# TASK INSTRUCTIONS
Give only the number of lines below that contain the word "September".

# RECORDS SUPPLIED
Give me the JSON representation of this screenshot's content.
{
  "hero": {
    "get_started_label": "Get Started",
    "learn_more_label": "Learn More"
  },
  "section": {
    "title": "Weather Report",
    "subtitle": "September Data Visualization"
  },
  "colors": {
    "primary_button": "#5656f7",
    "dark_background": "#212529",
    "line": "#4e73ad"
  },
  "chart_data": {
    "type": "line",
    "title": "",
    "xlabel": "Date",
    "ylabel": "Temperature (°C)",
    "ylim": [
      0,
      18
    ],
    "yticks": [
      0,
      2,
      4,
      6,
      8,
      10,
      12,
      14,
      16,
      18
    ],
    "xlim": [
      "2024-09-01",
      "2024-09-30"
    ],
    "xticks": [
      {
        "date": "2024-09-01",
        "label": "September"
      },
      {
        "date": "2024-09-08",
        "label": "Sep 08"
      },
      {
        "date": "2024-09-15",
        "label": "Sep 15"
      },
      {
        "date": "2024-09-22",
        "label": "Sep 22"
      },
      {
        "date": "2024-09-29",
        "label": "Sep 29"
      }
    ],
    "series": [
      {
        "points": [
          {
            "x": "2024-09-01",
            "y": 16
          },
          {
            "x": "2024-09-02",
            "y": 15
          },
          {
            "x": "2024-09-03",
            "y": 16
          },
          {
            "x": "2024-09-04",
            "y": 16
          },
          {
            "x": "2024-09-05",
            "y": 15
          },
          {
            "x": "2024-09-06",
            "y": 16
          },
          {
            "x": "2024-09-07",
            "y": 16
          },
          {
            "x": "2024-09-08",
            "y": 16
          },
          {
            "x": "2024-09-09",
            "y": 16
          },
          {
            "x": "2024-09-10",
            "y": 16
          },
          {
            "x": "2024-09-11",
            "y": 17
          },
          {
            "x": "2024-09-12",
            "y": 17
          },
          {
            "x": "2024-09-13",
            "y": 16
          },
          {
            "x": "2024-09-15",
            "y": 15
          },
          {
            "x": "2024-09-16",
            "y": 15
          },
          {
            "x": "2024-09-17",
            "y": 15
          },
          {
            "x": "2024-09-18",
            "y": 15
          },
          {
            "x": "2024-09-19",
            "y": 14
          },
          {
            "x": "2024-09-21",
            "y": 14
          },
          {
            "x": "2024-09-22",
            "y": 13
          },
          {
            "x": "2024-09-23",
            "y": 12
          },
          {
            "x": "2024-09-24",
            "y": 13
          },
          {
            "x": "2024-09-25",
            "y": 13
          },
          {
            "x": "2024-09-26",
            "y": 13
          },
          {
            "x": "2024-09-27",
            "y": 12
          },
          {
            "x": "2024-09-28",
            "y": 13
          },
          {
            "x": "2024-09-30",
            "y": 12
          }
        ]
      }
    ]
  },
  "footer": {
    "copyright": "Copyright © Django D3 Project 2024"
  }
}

# RESPONSE TO THE EXERCISE
2